- Text block:
Human excretory system
Structure of kidney
Excretory system in human consists of a pair of kidneys, a pair of ureters, urinary bladder and urethra (Figure. 8.2). Kidneys are reddish brown, bean shaped structures that lie in the superior lumbar region between the levels of the last thoracic and third lumber vertebra close to the dorsal inner wall of the abdominal cavity. The right kidney is placed slightly lower than the left kidney. Each kidney weighs an average of 120-170 grams. The outer layer of the kidney is covered by three layers of supportive tissues namely, renal fascia, perirenal fat capsule and fibrous capsule.
The longitudinal section of kidney (Figure. 8.2.png 8.3) shows, an outer cortex, inner medulla and pelvis. The medulla is divided into a few conical tissue masses called medullary pyramids or renal pyramids. The part of cortex that extends in between the medullary pyramids is the renal columns of Bertini. The centre of the inner concave surface of the kidney has a notch called the renal hilum, through which ureter, blood vessels and nerves innervate. Inner to the hilum is a broad funnel shaped space called the renal pelvis with projection called calyces. The renal pelvis is continuous with the ureter once it leaves the hilum. The walls of the calyces, pelvis and ureter have smooth muscles which contracts rhythmically. The calyces collect the urine and empties into the ureter, which is stored in the urinary bladder temporarily. The urinary bladder opens into the urethra through which urine is expelled out.
Structure of a nephron
Each kidney has nearly one million complex tubular structures called nephron (Figure 8.4). Each nephron consists of a filtering corpuscle called renal corpuscle (malpighian body) and a renal tubule. The renal tubule opens into a longer tubule called the collecting duct. The renal tubule begins with a double walled cup shaped structure called the Bowman’s capsule, which encloses a ball of capillaries that delivers fluid to the tubules, called the glomerulus. The Bowman’s capsule and the glomerulus together constitute the renal corpuscle. The endothelium of glomerulus has many pores (fenestrae). The external parietal layer of the Bowman’s capsule is made up of simple squamous epithelium and the visceral layer is made of epithelial cells called podocytes. The podocytes end in foot processes which cling to the basement membrane of the glomerulus. The openings between the foot processes are called filtration slits.

[Collected data entries]
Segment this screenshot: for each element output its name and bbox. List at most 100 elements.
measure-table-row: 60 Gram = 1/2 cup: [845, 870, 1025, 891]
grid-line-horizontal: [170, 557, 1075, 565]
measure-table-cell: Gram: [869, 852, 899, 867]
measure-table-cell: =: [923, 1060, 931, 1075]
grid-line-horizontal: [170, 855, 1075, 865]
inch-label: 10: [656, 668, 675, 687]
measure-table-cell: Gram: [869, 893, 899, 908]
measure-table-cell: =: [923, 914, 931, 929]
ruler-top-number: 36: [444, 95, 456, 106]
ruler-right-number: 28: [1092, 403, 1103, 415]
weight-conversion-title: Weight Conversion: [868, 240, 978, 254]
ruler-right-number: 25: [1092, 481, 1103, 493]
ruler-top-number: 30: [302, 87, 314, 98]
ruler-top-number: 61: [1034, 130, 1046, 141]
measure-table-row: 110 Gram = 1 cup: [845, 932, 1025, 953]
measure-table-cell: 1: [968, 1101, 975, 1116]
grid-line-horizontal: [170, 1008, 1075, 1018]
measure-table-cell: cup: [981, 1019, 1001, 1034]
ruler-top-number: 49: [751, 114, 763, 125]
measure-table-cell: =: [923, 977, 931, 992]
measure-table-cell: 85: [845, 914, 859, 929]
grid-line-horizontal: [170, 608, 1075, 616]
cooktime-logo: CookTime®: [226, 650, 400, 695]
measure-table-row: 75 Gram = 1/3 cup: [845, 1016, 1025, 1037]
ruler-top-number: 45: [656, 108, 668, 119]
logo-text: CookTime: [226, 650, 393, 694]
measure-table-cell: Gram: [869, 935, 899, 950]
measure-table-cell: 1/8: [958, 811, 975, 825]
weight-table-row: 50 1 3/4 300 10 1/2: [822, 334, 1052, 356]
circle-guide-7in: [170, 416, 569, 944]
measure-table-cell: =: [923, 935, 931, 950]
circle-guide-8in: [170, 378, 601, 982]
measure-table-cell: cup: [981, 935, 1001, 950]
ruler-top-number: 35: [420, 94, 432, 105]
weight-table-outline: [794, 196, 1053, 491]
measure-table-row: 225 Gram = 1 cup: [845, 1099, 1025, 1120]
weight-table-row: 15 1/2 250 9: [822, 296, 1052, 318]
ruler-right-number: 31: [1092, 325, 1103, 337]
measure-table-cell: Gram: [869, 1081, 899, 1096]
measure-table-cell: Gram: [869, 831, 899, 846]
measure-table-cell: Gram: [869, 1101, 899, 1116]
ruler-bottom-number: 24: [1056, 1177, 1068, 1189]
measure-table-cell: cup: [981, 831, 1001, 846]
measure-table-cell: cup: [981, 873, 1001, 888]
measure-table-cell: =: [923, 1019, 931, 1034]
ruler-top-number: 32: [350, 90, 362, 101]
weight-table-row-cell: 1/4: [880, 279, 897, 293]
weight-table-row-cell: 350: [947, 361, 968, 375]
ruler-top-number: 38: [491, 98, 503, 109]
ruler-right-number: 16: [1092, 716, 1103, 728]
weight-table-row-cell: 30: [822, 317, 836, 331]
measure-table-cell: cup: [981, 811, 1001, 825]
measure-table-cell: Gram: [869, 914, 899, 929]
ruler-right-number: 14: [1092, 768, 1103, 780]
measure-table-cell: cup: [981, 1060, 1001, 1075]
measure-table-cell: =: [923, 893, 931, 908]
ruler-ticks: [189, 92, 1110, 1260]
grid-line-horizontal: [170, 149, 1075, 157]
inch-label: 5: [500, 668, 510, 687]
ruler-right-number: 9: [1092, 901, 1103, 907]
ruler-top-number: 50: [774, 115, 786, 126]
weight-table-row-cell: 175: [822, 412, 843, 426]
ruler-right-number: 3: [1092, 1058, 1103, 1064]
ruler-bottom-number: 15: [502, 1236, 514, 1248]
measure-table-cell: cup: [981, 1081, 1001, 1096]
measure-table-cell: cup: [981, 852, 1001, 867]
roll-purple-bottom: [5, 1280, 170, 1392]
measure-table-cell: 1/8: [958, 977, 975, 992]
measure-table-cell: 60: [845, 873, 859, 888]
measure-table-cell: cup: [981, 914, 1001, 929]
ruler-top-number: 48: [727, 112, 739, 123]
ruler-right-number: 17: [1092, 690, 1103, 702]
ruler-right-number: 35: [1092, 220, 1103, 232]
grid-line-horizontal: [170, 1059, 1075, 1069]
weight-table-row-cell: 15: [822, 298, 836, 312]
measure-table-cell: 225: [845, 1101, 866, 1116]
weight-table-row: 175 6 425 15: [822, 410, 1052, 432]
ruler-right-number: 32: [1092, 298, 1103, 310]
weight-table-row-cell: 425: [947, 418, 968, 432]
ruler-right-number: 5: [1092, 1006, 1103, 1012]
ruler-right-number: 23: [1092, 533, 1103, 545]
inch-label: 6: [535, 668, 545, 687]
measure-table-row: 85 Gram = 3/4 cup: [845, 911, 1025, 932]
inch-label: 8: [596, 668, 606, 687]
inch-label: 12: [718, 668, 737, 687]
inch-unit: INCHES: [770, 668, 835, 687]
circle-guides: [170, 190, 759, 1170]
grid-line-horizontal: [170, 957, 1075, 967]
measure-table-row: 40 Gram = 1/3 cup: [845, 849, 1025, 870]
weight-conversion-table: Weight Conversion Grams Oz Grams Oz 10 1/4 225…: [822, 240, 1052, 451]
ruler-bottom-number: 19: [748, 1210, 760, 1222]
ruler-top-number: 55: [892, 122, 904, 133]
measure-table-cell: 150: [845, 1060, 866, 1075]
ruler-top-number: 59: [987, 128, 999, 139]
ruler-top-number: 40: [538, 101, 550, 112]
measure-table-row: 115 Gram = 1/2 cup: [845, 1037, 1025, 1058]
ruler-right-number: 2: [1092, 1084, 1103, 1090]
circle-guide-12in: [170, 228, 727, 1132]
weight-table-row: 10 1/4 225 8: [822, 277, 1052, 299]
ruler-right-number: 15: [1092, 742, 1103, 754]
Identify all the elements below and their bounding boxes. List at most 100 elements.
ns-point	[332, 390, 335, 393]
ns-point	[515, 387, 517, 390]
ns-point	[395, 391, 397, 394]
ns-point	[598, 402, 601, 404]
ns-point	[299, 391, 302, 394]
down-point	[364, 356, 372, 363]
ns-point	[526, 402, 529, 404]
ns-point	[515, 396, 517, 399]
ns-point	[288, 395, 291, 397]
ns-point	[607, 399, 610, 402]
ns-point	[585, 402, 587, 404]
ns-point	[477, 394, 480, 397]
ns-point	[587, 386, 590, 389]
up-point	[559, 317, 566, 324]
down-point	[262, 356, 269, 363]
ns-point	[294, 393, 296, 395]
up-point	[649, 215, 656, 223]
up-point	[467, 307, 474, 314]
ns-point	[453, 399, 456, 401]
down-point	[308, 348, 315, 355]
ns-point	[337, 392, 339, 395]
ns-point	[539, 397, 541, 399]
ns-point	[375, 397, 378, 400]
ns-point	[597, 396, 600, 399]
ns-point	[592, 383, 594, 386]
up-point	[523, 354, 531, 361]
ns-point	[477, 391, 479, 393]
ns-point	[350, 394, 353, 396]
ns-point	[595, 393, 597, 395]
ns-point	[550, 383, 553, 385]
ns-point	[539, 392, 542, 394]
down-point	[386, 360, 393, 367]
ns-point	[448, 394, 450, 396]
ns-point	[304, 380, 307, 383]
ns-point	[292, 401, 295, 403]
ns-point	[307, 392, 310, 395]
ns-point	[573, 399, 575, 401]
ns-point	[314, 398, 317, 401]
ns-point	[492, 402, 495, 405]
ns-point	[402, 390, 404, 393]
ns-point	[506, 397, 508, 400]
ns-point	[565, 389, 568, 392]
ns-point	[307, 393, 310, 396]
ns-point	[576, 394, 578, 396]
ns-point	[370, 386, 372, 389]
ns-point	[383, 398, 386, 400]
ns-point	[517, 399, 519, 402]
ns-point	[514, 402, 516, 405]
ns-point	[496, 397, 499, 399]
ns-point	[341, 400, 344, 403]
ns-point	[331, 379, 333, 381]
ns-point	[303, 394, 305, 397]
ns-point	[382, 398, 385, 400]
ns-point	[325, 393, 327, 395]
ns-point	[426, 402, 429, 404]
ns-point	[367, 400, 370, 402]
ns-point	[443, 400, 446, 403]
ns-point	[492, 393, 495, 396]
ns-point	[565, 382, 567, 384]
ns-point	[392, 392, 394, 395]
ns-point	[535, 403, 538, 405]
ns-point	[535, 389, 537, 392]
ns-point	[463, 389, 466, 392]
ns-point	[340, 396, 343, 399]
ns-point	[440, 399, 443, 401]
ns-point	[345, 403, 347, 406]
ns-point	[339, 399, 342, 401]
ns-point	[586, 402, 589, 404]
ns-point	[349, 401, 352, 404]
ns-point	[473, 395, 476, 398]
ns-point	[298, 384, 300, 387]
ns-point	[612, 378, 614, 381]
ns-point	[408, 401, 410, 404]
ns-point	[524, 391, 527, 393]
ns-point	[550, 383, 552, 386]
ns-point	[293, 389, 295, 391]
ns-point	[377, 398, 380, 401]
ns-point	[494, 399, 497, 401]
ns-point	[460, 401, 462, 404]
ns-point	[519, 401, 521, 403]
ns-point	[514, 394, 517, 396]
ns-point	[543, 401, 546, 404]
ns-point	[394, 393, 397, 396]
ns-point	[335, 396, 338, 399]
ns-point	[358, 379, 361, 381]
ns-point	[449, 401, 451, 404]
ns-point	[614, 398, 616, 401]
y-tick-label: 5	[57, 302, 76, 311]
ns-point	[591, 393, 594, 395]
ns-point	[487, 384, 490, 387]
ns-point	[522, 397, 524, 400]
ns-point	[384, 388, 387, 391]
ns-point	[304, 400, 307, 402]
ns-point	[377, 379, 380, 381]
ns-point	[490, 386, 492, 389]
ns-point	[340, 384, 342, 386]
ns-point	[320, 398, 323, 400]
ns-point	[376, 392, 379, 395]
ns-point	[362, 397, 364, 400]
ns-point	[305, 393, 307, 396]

- Activity:
Answer these questions using the text on the human excretory system.
1. What is the average weight of each kidney?
2. What is the notch at the centre of the kidney's inner concave surface called?
3. What are the openings between the foot processes of the podocytes called?

- Exercise solution:
1. 120-170 grams
2. The renal hilum
3. Filtration slits